*Task instructions*
Pull out every line containing the string "made".

*Provided material*
● ● ● ● ●
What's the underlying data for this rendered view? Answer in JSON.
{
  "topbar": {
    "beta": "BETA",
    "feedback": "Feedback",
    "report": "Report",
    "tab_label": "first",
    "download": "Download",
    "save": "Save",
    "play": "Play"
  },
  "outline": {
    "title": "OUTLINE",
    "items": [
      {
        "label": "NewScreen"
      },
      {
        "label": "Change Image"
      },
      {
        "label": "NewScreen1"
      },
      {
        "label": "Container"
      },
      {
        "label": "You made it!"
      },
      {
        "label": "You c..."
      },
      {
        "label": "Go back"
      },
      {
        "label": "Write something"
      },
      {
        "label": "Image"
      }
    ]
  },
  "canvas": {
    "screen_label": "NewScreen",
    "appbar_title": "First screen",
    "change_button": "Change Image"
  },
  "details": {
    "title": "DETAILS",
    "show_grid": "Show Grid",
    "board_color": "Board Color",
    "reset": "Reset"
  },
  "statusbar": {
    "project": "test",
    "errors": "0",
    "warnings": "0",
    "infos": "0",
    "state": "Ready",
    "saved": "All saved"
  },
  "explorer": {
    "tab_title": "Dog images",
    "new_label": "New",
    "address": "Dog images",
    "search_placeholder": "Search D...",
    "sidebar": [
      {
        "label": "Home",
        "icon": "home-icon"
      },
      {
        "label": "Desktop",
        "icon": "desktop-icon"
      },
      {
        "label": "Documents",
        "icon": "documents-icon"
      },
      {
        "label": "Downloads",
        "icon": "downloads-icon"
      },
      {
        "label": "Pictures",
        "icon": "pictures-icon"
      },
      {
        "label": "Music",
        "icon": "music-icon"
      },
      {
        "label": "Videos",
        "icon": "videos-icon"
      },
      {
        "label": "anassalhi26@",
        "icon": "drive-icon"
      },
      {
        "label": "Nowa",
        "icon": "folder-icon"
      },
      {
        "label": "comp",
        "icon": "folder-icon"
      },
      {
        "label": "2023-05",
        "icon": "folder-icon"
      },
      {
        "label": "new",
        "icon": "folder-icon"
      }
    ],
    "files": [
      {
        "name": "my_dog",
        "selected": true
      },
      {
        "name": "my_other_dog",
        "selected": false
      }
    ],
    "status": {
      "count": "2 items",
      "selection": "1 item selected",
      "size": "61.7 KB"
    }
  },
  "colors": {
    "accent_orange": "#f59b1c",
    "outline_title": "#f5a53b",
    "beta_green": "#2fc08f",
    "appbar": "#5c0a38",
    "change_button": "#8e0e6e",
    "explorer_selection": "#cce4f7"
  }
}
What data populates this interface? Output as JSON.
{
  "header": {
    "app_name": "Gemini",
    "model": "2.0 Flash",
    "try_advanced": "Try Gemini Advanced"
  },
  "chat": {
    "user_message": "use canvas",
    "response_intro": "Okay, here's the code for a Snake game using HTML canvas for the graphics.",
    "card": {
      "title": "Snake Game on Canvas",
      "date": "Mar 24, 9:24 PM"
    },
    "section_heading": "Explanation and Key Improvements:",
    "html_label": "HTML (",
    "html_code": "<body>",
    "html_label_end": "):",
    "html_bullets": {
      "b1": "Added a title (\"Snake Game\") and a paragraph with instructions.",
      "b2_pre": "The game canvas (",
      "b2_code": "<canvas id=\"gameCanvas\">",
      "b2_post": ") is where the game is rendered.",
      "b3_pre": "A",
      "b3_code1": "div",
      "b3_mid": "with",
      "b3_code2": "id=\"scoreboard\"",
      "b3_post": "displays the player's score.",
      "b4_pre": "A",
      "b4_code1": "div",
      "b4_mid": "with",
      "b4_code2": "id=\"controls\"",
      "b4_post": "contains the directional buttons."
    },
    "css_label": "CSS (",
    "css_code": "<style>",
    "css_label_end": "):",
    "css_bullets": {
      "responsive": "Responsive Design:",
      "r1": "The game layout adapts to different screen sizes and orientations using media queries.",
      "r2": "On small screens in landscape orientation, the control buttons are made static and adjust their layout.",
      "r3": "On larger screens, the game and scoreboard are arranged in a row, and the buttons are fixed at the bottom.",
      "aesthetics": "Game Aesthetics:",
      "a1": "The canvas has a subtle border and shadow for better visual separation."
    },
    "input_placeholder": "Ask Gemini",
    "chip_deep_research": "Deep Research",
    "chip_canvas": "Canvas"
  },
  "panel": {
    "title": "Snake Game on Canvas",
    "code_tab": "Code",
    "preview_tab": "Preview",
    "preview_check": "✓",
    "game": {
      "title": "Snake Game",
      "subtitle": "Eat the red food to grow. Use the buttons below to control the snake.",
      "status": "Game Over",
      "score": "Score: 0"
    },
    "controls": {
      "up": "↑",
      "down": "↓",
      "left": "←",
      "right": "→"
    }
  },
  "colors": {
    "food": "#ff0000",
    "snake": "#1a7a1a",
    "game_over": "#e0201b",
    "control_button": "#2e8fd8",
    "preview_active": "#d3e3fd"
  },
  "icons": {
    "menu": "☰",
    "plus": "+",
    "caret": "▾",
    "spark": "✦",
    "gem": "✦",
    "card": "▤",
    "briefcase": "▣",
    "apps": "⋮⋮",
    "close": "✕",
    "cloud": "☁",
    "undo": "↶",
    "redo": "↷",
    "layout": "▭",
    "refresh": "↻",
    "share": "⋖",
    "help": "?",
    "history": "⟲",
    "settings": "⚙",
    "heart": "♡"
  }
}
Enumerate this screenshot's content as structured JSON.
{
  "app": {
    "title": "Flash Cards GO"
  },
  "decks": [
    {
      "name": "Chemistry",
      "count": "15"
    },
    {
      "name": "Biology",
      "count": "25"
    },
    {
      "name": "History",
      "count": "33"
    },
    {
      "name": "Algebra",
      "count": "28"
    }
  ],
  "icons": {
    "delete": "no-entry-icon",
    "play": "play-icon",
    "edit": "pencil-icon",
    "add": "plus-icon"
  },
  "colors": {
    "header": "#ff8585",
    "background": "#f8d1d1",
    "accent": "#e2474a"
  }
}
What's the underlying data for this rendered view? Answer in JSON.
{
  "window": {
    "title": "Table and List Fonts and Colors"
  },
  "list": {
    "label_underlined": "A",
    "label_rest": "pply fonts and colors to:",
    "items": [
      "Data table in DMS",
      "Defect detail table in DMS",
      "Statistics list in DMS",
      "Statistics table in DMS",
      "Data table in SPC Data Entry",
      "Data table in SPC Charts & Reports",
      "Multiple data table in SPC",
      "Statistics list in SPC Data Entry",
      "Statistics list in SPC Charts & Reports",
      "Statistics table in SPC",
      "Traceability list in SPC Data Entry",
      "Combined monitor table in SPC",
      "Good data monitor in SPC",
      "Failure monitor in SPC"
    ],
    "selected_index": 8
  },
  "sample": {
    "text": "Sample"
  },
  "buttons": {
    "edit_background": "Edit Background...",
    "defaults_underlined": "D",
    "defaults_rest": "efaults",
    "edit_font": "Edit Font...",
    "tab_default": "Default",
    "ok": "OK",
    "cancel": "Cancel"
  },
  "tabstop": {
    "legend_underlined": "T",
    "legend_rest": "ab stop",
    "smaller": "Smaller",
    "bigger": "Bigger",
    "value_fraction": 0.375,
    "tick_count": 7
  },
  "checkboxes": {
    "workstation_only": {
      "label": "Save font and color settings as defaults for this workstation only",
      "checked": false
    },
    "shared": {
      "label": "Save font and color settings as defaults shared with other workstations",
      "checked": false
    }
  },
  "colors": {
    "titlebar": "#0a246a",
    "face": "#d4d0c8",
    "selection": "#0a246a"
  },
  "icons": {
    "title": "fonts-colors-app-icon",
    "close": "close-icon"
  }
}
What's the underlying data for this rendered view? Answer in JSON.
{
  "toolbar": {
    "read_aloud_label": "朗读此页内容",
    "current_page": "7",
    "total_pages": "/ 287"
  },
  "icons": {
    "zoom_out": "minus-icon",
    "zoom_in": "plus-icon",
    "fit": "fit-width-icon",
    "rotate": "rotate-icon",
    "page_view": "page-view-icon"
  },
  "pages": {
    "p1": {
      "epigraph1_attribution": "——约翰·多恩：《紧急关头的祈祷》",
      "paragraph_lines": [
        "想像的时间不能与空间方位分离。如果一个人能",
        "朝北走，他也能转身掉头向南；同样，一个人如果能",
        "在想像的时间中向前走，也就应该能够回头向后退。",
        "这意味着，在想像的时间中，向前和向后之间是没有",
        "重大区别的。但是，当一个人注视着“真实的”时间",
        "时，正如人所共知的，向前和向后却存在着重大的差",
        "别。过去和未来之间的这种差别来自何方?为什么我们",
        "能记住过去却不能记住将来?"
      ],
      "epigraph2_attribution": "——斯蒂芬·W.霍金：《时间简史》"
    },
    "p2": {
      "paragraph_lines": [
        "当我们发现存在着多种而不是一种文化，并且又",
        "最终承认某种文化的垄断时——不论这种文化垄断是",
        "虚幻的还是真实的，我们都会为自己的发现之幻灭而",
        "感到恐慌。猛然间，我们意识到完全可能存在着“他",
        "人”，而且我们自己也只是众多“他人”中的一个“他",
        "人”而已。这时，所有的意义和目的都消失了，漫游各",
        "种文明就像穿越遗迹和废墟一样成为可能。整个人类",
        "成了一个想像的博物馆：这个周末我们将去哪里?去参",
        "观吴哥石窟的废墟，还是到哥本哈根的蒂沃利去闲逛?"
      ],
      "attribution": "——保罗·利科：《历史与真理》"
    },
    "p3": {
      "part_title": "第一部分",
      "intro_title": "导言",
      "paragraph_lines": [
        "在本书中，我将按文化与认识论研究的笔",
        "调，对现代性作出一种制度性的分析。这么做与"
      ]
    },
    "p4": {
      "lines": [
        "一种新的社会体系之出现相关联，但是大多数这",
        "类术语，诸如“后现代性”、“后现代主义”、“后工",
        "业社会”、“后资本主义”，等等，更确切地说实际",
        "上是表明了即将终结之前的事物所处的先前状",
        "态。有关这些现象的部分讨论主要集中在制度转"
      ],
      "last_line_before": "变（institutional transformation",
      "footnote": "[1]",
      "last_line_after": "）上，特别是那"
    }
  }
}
● ● ● ● ●
*The result*
        "label": "You made it!"
      "r2": "On small screens in landscape orientation, the control buttons are made static and adjust their layout.",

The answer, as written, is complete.